Exercise goal>
Take the entries below and reproduce them word for word.

Records supplied>
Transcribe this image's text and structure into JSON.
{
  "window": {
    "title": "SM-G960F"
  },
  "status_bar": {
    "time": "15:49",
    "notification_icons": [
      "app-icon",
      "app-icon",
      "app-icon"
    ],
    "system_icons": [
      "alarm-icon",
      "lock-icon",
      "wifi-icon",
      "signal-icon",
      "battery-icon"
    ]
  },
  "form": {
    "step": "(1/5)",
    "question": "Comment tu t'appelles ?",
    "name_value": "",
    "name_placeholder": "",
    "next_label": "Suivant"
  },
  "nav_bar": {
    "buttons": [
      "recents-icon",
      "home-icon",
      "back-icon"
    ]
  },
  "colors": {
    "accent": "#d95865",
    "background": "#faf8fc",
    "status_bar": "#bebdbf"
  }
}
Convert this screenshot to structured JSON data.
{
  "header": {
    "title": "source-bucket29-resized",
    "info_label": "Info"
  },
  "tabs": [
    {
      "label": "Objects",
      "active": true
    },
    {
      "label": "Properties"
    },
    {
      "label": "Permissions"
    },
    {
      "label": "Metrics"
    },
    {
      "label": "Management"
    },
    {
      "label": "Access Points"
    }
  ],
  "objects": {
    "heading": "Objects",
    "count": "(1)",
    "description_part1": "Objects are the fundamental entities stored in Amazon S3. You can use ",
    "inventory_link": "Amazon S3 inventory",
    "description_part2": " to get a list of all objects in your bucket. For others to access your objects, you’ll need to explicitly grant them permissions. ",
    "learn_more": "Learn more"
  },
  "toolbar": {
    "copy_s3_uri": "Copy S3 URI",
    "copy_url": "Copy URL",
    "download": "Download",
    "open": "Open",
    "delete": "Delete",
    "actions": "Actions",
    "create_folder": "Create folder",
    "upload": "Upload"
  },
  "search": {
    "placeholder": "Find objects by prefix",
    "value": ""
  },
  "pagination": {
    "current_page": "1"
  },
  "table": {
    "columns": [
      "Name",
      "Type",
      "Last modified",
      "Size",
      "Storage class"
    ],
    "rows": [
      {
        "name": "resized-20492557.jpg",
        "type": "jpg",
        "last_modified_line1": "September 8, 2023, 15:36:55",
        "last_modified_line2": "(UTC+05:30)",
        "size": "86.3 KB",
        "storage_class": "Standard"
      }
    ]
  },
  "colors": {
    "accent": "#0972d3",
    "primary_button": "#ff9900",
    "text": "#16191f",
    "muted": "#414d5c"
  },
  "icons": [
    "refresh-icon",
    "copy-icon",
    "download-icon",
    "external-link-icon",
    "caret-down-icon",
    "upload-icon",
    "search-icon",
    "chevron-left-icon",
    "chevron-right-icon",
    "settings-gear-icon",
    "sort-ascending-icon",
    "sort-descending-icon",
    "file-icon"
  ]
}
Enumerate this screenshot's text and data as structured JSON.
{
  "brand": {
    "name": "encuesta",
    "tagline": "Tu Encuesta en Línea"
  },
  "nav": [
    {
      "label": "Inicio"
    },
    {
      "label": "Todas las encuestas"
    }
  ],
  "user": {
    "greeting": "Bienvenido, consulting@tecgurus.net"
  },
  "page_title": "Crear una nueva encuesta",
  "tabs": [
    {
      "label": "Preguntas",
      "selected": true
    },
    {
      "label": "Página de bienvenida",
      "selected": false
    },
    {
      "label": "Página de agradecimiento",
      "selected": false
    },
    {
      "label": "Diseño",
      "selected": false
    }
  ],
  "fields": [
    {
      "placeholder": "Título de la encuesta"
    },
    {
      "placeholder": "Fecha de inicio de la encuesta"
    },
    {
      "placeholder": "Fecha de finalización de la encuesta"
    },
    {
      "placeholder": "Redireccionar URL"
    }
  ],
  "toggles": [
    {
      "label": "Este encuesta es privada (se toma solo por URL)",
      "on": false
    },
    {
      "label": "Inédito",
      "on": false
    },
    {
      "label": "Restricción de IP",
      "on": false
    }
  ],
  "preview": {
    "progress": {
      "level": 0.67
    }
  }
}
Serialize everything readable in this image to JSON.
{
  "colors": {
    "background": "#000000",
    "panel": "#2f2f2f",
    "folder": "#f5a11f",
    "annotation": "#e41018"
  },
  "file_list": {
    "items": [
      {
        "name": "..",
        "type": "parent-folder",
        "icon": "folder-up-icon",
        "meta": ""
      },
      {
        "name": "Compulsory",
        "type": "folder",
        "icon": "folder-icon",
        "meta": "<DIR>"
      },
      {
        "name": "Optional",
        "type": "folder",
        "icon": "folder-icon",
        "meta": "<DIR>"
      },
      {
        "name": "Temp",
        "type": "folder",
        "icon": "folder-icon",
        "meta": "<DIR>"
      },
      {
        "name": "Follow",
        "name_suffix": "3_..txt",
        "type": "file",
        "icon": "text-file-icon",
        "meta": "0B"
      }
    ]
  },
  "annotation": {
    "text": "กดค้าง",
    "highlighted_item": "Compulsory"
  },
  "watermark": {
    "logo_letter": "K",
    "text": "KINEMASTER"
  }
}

Response to this task>
Transcribe this image's text and structure into JSON.
{
  "window": {
    "title": "SM-G960F"
  },
  "status_bar": {
    "time": "15:49",
    "notification_icons": [
      "app-icon",
      "app-icon",
      "app-icon"
    ],
    "system_icons": [
      "alarm-icon",
      "lock-icon",
      "wifi-icon",
      "signal-icon",
      "battery-icon"
    ]
  },
  "form": {
    "step": "(1/5)",
    "question": "Comment tu t'appelles ?",
    "name_value": "",
    "name_placeholder": "",
    "next_label": "Suivant"
  },
  "nav_bar": {
    "buttons": [
      "recents-icon",
      "home-icon",
      "back-icon"
    ]
  },
  "colors": {
    "accent": "#d95865",
    "background": "#faf8fc",
    "status_bar": "#bebdbf"
  }
}
Convert this screenshot to structured JSON data.
{
  "header": {
    "title": "source-bucket29-resized",
    "info_label": "Info"
  },
  "tabs": [
    {
      "label": "Objects",
      "active": true
    },
    {
      "label": "Properties"
    },
    {
      "label": "Permissions"
    },
    {
      "label": "Metrics"
    },
    {
      "label": "Management"
    },
    {
      "label": "Access Points"
    }
  ],
  "objects": {
    "heading": "Objects",
    "count": "(1)",
    "description_part1": "Objects are the fundamental entities stored in Amazon S3. You can use ",
    "inventory_link": "Amazon S3 inventory",
    "description_part2": " to get a list of all objects in your bucket. For others to access your objects, you’ll need to explicitly grant them permissions. ",
    "learn_more": "Learn more"
  },
  "toolbar": {
    "copy_s3_uri": "Copy S3 URI",
    "copy_url": "Copy URL",
    "download": "Download",
    "open": "Open",
    "delete": "Delete",
    "actions": "Actions",
    "create_folder": "Create folder",
    "upload": "Upload"
  },
  "search": {
    "placeholder": "Find objects by prefix",
    "value": ""
  },
  "pagination": {
    "current_page": "1"
  },
  "table": {
    "columns": [
      "Name",
      "Type",
      "Last modified",
      "Size",
      "Storage class"
    ],
    "rows": [
      {
        "name": "resized-20492557.jpg",
        "type": "jpg",
        "last_modified_line1": "September 8, 2023, 15:36:55",
        "last_modified_line2": "(UTC+05:30)",
        "size": "86.3 KB",
        "storage_class": "Standard"
      }
    ]
  },
  "colors": {
    "accent": "#0972d3",
    "primary_button": "#ff9900",
    "text": "#16191f",
    "muted": "#414d5c"
  },
  "icons": [
    "refresh-icon",
    "copy-icon",
    "download-icon",
    "external-link-icon",
    "caret-down-icon",
    "upload-icon",
    "search-icon",
    "chevron-left-icon",
    "chevron-right-icon",
    "settings-gear-icon",
    "sort-ascending-icon",
    "sort-descending-icon",
    "file-icon"
  ]
}
Enumerate this screenshot's text and data as structured JSON.
{
  "brand": {
    "name": "encuesta",
    "tagline": "Tu Encuesta en Línea"
  },
  "nav": [
    {
      "label": "Inicio"
    },
    {
      "label": "Todas las encuestas"
    }
  ],
  "user": {
    "greeting": "Bienvenido, consulting@tecgurus.net"
  },
  "page_title": "Crear una nueva encuesta",
  "tabs": [
    {
      "label": "Preguntas",
      "selected": true
    },
    {
      "label": "Página de bienvenida",
      "selected": false
    },
    {
      "label": "Página de agradecimiento",
      "selected": false
    },
    {
      "label": "Diseño",
      "selected": false
    }
  ],
  "fields": [
    {
      "placeholder": "Título de la encuesta"
    },
    {
      "placeholder": "Fecha de inicio de la encuesta"
    },
    {
      "placeholder": "Fecha de finalización de la encuesta"
    },
    {
      "placeholder": "Redireccionar URL"
    }
  ],
  "toggles": [
    {
      "label": "Este encuesta es privada (se toma solo por URL)",
      "on": false
    },
    {
      "label": "Inédito",
      "on": false
    },
    {
      "label": "Restricción de IP",
      "on": false
    }
  ],
  "preview": {
    "progress": {
      "level": 0.67
    }
  }
}
Serialize everything readable in this image to JSON.
{
  "colors": {
    "background": "#000000",
    "panel": "#2f2f2f",
    "folder": "#f5a11f",
    "annotation": "#e41018"
  },
  "file_list": {
    "items": [
      {
        "name": "..",
        "type": "parent-folder",
        "icon": "folder-up-icon",
        "meta": ""
      },
      {
        "name": "Compulsory",
        "type": "folder",
        "icon": "folder-icon",
        "meta": "<DIR>"
      },
      {
        "name": "Optional",
        "type": "folder",
        "icon": "folder-icon",
        "meta": "<DIR>"
      },
      {
        "name": "Temp",
        "type": "folder",
        "icon": "folder-icon",
        "meta": "<DIR>"
      },
      {
        "name": "Follow",
        "name_suffix": "3_..txt",
        "type": "file",
        "icon": "text-file-icon",
        "meta": "0B"
      }
    ]
  },
  "annotation": {
    "text": "กดค้าง",
    "highlighted_item": "Compulsory"
  },
  "watermark": {
    "logo_letter": "K",
    "text": "KINEMASTER"
  }
}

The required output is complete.